What the exercise asks: Repeat exactly, and only, the lines from the line containing "Read all visible content and emit it as JSON." through the last line of the records below, including both.

Given records:
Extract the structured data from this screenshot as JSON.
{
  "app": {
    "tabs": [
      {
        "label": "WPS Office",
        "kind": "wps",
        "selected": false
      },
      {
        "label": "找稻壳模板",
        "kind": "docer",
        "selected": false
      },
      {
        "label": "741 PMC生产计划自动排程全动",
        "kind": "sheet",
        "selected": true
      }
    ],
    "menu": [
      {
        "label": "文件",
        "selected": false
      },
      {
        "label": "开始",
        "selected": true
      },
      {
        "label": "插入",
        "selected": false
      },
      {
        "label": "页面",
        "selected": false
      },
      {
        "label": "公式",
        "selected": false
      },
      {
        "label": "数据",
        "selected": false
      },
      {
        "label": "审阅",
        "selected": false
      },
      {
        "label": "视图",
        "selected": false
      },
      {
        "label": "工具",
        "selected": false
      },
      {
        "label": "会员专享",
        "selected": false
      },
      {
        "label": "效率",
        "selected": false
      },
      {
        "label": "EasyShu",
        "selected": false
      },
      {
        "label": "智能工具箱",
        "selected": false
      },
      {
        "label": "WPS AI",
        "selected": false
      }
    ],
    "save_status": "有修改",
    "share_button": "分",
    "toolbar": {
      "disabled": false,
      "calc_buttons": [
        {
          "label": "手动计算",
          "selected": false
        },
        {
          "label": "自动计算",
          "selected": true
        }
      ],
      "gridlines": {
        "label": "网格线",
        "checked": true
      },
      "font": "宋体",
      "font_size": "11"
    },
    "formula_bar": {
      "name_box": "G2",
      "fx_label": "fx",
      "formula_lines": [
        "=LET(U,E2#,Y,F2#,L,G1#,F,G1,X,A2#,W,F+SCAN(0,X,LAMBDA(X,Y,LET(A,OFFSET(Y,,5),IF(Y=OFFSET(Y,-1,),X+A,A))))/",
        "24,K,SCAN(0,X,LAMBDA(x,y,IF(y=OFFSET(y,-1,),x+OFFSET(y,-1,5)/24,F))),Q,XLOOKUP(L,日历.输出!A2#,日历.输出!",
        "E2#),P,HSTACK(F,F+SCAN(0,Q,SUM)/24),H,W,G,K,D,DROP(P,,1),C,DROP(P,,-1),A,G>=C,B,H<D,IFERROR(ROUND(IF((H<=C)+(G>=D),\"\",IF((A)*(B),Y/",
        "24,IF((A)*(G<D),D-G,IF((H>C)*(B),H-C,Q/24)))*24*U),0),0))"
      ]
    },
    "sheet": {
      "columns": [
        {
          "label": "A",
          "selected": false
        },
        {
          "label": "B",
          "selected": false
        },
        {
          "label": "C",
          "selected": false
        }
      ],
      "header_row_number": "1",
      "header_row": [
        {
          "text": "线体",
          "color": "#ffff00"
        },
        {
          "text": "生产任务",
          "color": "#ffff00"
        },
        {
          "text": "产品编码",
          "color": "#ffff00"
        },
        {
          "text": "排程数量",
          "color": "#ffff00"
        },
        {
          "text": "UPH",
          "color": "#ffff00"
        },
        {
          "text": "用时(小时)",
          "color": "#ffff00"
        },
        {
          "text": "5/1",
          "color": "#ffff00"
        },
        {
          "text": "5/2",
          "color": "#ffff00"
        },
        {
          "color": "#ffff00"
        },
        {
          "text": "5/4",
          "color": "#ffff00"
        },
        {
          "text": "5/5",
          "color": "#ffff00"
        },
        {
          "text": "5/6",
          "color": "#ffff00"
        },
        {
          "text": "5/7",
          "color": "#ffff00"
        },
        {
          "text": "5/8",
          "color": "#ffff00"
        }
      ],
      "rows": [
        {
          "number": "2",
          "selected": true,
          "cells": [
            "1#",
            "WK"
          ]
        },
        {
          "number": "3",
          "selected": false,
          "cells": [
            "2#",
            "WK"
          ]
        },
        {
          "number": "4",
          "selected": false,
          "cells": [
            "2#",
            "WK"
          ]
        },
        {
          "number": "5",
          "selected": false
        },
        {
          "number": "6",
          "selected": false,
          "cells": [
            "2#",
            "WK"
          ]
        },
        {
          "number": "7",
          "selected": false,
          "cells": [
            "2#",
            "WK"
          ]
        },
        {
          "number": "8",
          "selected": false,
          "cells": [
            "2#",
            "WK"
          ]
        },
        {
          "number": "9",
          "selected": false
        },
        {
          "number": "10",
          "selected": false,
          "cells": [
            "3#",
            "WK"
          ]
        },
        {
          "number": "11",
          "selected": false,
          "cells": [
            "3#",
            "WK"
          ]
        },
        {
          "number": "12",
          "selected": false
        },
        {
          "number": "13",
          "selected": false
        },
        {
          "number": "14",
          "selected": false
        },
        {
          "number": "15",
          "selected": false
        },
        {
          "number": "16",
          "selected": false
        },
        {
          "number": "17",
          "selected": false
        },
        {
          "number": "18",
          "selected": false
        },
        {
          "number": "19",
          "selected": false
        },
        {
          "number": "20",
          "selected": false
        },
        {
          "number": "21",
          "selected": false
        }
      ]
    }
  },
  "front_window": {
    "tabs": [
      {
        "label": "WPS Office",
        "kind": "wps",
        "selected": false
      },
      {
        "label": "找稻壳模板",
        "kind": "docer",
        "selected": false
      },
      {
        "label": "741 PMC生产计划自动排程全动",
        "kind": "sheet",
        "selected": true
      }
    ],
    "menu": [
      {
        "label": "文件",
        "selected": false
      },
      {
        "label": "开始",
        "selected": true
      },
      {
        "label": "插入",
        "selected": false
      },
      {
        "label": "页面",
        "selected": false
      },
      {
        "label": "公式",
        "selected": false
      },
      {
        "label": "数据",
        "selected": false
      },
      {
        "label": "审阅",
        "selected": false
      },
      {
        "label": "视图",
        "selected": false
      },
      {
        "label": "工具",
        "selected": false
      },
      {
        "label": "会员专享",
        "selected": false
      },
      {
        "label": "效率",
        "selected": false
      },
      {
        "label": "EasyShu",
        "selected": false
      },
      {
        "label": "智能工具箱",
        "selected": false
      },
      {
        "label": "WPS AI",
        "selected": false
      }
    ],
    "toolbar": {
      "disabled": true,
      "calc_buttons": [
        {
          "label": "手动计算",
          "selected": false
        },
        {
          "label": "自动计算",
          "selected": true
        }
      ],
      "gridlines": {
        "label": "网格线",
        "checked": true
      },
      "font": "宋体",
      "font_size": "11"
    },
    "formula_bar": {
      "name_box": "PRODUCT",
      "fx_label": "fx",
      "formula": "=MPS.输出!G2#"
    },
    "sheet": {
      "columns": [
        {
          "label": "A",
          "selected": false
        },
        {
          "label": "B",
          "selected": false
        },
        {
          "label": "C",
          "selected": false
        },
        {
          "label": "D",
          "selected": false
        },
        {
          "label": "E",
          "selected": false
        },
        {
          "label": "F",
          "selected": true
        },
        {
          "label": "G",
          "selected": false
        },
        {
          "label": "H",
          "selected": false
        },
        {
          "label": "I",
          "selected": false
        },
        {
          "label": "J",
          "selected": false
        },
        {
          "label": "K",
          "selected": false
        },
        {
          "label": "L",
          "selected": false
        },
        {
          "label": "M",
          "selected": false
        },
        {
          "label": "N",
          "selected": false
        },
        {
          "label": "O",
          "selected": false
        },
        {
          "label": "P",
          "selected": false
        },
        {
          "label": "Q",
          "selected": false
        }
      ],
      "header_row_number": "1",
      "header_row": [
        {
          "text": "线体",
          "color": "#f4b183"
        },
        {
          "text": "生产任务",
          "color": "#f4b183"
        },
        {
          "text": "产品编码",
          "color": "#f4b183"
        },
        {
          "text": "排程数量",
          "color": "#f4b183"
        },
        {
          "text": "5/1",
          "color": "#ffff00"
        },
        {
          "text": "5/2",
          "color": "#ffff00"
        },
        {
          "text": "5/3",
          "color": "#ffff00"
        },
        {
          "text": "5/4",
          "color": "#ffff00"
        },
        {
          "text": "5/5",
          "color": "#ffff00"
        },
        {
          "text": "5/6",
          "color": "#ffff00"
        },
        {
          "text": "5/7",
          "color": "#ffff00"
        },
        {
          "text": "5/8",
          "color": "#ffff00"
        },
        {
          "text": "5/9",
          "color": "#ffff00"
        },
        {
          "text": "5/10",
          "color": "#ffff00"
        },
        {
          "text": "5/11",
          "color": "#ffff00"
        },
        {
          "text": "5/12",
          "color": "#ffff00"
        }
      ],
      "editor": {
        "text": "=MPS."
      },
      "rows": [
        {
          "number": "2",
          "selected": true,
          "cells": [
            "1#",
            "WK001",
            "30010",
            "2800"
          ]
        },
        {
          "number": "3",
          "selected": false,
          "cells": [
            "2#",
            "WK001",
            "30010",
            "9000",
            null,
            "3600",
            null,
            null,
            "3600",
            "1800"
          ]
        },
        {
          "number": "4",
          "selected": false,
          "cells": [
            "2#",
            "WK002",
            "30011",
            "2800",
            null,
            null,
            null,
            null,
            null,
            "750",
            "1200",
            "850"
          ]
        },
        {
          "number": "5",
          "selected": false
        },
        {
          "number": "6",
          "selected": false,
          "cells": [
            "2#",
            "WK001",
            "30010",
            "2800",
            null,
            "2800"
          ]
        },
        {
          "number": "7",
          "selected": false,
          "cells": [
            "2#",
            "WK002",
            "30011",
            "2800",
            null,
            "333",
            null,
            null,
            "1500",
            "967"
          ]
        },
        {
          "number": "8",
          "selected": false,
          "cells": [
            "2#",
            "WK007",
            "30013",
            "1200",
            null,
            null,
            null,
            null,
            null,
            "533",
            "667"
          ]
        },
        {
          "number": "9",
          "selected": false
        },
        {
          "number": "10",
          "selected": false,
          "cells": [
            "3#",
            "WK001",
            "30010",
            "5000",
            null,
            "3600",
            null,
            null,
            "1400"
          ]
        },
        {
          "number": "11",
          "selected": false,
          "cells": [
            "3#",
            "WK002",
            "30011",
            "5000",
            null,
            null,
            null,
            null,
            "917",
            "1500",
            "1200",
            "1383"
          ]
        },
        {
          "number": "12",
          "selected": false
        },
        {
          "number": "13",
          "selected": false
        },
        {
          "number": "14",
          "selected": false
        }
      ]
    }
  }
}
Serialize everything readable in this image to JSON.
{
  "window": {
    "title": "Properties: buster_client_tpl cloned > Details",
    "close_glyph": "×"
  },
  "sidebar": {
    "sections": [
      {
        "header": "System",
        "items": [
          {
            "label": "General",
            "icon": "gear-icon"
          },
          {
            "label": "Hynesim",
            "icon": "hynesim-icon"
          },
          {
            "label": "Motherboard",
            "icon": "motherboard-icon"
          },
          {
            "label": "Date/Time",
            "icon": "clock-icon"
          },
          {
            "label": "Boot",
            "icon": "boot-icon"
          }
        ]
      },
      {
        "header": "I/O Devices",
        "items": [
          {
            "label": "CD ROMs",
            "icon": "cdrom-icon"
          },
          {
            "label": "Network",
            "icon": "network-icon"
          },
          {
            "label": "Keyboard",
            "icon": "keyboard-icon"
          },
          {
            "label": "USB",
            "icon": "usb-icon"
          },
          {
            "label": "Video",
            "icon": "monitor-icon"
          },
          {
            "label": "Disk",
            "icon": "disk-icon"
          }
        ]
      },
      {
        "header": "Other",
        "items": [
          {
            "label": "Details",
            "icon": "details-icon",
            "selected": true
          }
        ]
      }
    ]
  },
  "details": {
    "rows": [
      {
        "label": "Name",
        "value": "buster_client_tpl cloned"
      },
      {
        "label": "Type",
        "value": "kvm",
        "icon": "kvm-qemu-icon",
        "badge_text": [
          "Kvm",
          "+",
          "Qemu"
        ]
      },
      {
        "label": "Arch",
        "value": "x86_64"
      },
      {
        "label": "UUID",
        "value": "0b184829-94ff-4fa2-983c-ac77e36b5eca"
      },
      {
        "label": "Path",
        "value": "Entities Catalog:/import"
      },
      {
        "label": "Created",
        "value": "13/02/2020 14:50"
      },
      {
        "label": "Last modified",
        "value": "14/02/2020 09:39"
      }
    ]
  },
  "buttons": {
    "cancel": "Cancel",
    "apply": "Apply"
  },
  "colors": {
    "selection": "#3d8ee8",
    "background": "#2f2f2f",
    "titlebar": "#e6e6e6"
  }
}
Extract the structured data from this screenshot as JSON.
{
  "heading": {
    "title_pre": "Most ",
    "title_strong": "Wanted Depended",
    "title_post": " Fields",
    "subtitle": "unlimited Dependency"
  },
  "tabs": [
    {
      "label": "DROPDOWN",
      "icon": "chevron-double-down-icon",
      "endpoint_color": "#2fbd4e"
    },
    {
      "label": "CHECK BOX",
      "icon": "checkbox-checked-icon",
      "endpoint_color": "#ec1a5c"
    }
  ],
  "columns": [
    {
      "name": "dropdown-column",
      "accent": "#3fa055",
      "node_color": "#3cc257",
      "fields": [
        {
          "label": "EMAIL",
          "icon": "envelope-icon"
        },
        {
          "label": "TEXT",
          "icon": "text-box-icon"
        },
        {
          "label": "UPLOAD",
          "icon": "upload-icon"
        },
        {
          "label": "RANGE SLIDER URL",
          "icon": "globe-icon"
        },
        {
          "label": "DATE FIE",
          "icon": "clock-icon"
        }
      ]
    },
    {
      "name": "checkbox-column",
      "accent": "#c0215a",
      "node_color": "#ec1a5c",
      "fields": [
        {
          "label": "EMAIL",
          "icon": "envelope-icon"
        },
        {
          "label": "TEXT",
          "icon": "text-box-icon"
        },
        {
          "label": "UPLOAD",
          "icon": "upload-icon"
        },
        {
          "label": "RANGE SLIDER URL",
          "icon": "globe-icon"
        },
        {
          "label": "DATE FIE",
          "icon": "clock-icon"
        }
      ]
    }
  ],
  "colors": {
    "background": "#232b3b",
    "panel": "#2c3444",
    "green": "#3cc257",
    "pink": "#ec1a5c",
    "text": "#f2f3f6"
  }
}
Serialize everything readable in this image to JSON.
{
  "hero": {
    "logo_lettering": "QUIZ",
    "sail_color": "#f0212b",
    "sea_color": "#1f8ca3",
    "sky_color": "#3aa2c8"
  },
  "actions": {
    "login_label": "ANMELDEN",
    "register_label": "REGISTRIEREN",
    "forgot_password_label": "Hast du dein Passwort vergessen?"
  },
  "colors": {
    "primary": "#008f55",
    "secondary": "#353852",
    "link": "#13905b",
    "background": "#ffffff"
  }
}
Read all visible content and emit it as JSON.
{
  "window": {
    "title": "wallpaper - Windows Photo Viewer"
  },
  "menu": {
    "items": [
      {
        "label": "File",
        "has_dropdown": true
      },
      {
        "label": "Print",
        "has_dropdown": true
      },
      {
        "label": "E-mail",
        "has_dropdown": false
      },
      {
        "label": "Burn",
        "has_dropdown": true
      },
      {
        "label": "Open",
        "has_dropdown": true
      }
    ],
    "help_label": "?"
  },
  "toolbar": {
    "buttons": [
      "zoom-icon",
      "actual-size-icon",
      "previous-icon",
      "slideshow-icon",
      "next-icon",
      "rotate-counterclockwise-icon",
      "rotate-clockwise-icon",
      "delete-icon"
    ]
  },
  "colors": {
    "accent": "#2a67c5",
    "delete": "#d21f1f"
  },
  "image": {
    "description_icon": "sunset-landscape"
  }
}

Answer to the exercise:
Read all visible content and emit it as JSON.
{
  "window": {
    "title": "wallpaper - Windows Photo Viewer"
  },
  "menu": {
    "items": [
      {
        "label": "File",
        "has_dropdown": true
      },
      {
        "label": "Print",
        "has_dropdown": true
      },
      {
        "label": "E-mail",
        "has_dropdown": false
      },
      {
        "label": "Burn",
        "has_dropdown": true
      },
      {
        "label": "Open",
        "has_dropdown": true
      }
    ],
    "help_label": "?"
  },
  "toolbar": {
    "buttons": [
      "zoom-icon",
      "actual-size-icon",
      "previous-icon",
      "slideshow-icon",
      "next-icon",
      "rotate-counterclockwise-icon",
      "rotate-clockwise-icon",
      "delete-icon"
    ]
  },
  "colors": {
    "accent": "#2a67c5",
    "delete": "#d21f1f"
  },
  "image": {
    "description_icon": "sunset-landscape"
  }
}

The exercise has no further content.